■ OBJECTIVE
What follows are records. Restate all of them word for word.

######

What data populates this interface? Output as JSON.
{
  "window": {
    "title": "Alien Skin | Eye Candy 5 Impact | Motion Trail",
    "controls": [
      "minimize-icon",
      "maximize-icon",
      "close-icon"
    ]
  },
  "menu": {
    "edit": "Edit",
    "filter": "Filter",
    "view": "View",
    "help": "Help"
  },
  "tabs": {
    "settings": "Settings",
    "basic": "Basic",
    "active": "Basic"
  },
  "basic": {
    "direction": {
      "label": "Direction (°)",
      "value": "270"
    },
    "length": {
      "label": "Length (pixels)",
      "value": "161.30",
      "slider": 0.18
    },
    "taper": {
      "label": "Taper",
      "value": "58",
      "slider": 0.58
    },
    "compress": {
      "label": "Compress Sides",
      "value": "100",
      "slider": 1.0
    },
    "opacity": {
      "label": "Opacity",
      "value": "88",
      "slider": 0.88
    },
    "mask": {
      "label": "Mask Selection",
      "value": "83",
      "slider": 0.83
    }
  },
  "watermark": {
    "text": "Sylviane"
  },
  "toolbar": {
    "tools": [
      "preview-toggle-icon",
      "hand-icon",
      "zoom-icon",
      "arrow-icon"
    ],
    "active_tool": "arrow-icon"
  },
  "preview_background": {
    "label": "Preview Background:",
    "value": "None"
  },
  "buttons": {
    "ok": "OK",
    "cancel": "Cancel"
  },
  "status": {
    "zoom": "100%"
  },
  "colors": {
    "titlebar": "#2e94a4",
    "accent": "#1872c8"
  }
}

######

■ PROBLEM SOLUTION
What data populates this interface? Output as JSON.
{
  "window": {
    "title": "Alien Skin | Eye Candy 5 Impact | Motion Trail",
    "controls": [
      "minimize-icon",
      "maximize-icon",
      "close-icon"
    ]
  },
  "menu": {
    "edit": "Edit",
    "filter": "Filter",
    "view": "View",
    "help": "Help"
  },
  "tabs": {
    "settings": "Settings",
    "basic": "Basic",
    "active": "Basic"
  },
  "basic": {
    "direction": {
      "label": "Direction (°)",
      "value": "270"
    },
    "length": {
      "label": "Length (pixels)",
      "value": "161.30",
      "slider": 0.18
    },
    "taper": {
      "label": "Taper",
      "value": "58",
      "slider": 0.58
    },
    "compress": {
      "label": "Compress Sides",
      "value": "100",
      "slider": 1.0
    },
    "opacity": {
      "label": "Opacity",
      "value": "88",
      "slider": 0.88
    },
    "mask": {
      "label": "Mask Selection",
      "value": "83",
      "slider": 0.83
    }
  },
  "watermark": {
    "text": "Sylviane"
  },
  "toolbar": {
    "tools": [
      "preview-toggle-icon",
      "hand-icon",
      "zoom-icon",
      "arrow-icon"
    ],
    "active_tool": "arrow-icon"
  },
  "preview_background": {
    "label": "Preview Background:",
    "value": "None"
  },
  "buttons": {
    "ok": "OK",
    "cancel": "Cancel"
  },
  "status": {
    "zoom": "100%"
  },
  "colors": {
    "titlebar": "#2e94a4",
    "accent": "#1872c8"
  }
}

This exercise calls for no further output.